§ **Exercise directions**
Leave out the images and repeat the listing below without a single change.

────────────────────

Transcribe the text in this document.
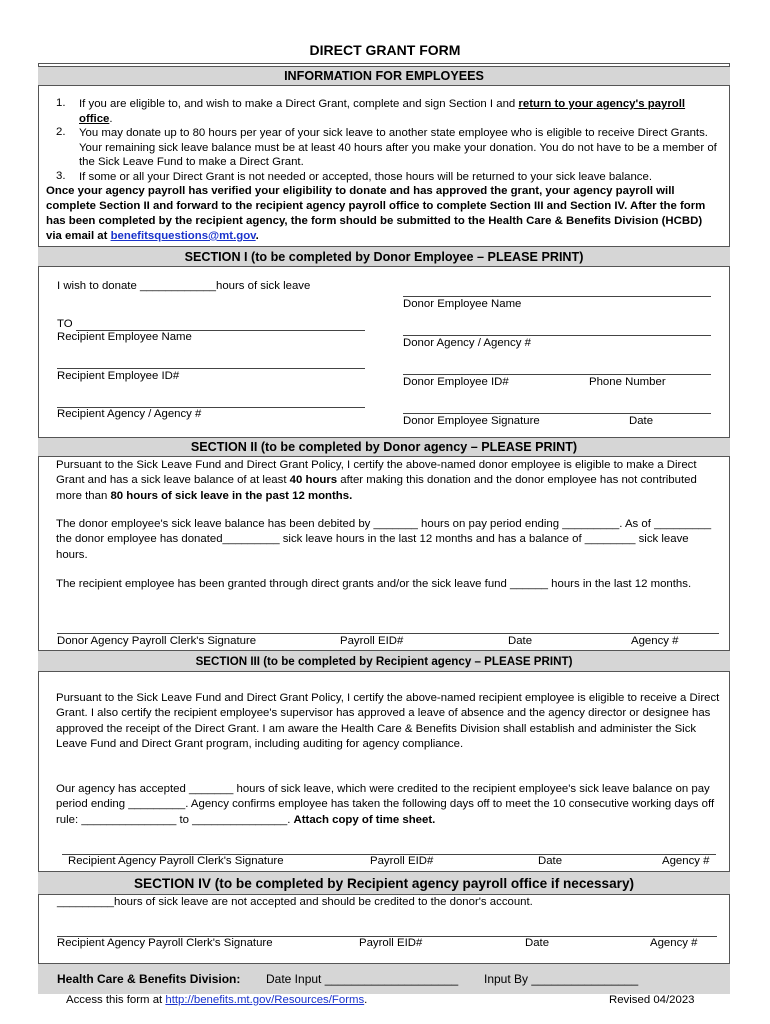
DIRECT GRANT FORM
INFORMATION FOR EMPLOYEES
1. If you are eligible to, and wish to make a Direct Grant, complete and sign Section I and return to your agency's payroll office.
2. You may donate up to 80 hours per year of your sick leave to another state employee who is eligible to receive Direct Grants. Your remaining sick leave balance must be at least 40 hours after you make your donation. You do not have to be a member of the Sick Leave Fund to make a Direct Grant.
3. If some or all your Direct Grant is not needed or accepted, those hours will be returned to your sick leave balance.
Once your agency payroll has verified your eligibility to donate and has approved the grant, your agency payroll will complete Section II and forward to the recipient agency payroll office to complete Section III and Section IV. After the form has been completed by the recipient agency, the form should be submitted to the Health Care & Benefits Division (HCBD) via email at benefitsquestions@mt.gov.
SECTION I (to be completed by Donor Employee – PLEASE PRINT)
I wish to donate ____________hours of sick leave
TO
Recipient Employee Name
Recipient Employee ID#
Recipient Agency / Agency #
Donor Employee Name
Donor Agency / Agency #
Donor Employee ID#	Phone Number
Donor Employee Signature	Date
SECTION II (to be completed by Donor agency – PLEASE PRINT)
Pursuant to the Sick Leave Fund and Direct Grant Policy, I certify the above-named donor employee is eligible to make a Direct Grant and has a sick leave balance of at least 40 hours after making this donation and the donor employee has not contributed more than 80 hours of sick leave in the past 12 months.
The donor employee's sick leave balance has been debited by _______ hours on pay period ending _________. As of _________ the donor employee has donated_________ sick leave hours in the last 12 months and has a balance of ________ sick leave hours.
The recipient employee has been granted through direct grants and/or the sick leave fund ______ hours in the last 12 months.
Donor Agency Payroll Clerk's Signature	Payroll EID#	Date	Agency #
SECTION III (to be completed by Recipient agency – PLEASE PRINT)
Pursuant to the Sick Leave Fund and Direct Grant Policy, I certify the above-named recipient employee is eligible to receive a Direct Grant. I also certify the recipient employee's supervisor has approved a leave of absence and the agency director or designee has approved the receipt of the Direct Grant. I am aware the Health Care & Benefits Division shall establish and administer the Sick Leave Fund and Direct Grant program, including auditing for agency compliance.
Our agency has accepted _______ hours of sick leave, which were credited to the recipient employee's sick leave balance on pay period ending _________. Agency confirms employee has taken the following days off to meet the 10 consecutive working days off rule: _______________ to _______________. Attach copy of time sheet.
Recipient Agency Payroll Clerk's Signature	Payroll EID#	Date	Agency #
SECTION IV (to be completed by Recipient agency payroll office if necessary)
_________hours of sick leave are not accepted and should be credited to the donor's account.
Recipient Agency Payroll Clerk's Signature	Payroll EID#	Date	Agency #
Health Care & Benefits Division: Date Input ____________________ Input By ________________
Access this form at http://benefits.mt.gov/Resources/Forms.	Revised 04/2023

────────────────────

§ **Answer to this task**
Transcribe the text in this document.
DIRECT GRANT FORM
INFORMATION FOR EMPLOYEES
1. If you are eligible to, and wish to make a Direct Grant, complete and sign Section I and return to your agency's payroll office.
2. You may donate up to 80 hours per year of your sick leave to another state employee who is eligible to receive Direct Grants. Your remaining sick leave balance must be at least 40 hours after you make your donation. You do not have to be a member of the Sick Leave Fund to make a Direct Grant.
3. If some or all your Direct Grant is not needed or accepted, those hours will be returned to your sick leave balance.
Once your agency payroll has verified your eligibility to donate and has approved the grant, your agency payroll will complete Section II and forward to the recipient agency payroll office to complete Section III and Section IV. After the form has been completed by the recipient agency, the form should be submitted to the Health Care & Benefits Division (HCBD) via email at benefitsquestions@mt.gov.
SECTION I (to be completed by Donor Employee – PLEASE PRINT)
I wish to donate ____________hours of sick leave
TO
Recipient Employee Name
Recipient Employee ID#
Recipient Agency / Agency #
Donor Employee Name
Donor Agency / Agency #
Donor Employee ID#	Phone Number
Donor Employee Signature	Date
SECTION II (to be completed by Donor agency – PLEASE PRINT)
Pursuant to the Sick Leave Fund and Direct Grant Policy, I certify the above-named donor employee is eligible to make a Direct Grant and has a sick leave balance of at least 40 hours after making this donation and the donor employee has not contributed more than 80 hours of sick leave in the past 12 months.
The donor employee's sick leave balance has been debited by _______ hours on pay period ending _________. As of _________ the donor employee has donated_________ sick leave hours in the last 12 months and has a balance of ________ sick leave hours.
The recipient employee has been granted through direct grants and/or the sick leave fund ______ hours in the last 12 months.
Donor Agency Payroll Clerk's Signature	Payroll EID#	Date	Agency #
SECTION III (to be completed by Recipient agency – PLEASE PRINT)
Pursuant to the Sick Leave Fund and Direct Grant Policy, I certify the above-named recipient employee is eligible to receive a Direct Grant. I also certify the recipient employee's supervisor has approved a leave of absence and the agency director or designee has approved the receipt of the Direct Grant. I am aware the Health Care & Benefits Division shall establish and administer the Sick Leave Fund and Direct Grant program, including auditing for agency compliance.
Our agency has accepted _______ hours of sick leave, which were credited to the recipient employee's sick leave balance on pay period ending _________. Agency confirms employee has taken the following days off to meet the 10 consecutive working days off rule: _______________ to _______________. Attach copy of time sheet.
Recipient Agency Payroll Clerk's Signature	Payroll EID#	Date	Agency #
SECTION IV (to be completed by Recipient agency payroll office if necessary)
_________hours of sick leave are not accepted and should be credited to the donor's account.
Recipient Agency Payroll Clerk's Signature	Payroll EID#	Date	Agency #
Health Care & Benefits Division: Date Input ____________________ Input By ________________
Access this form at http://benefits.mt.gov/Resources/Forms.	Revised 04/2023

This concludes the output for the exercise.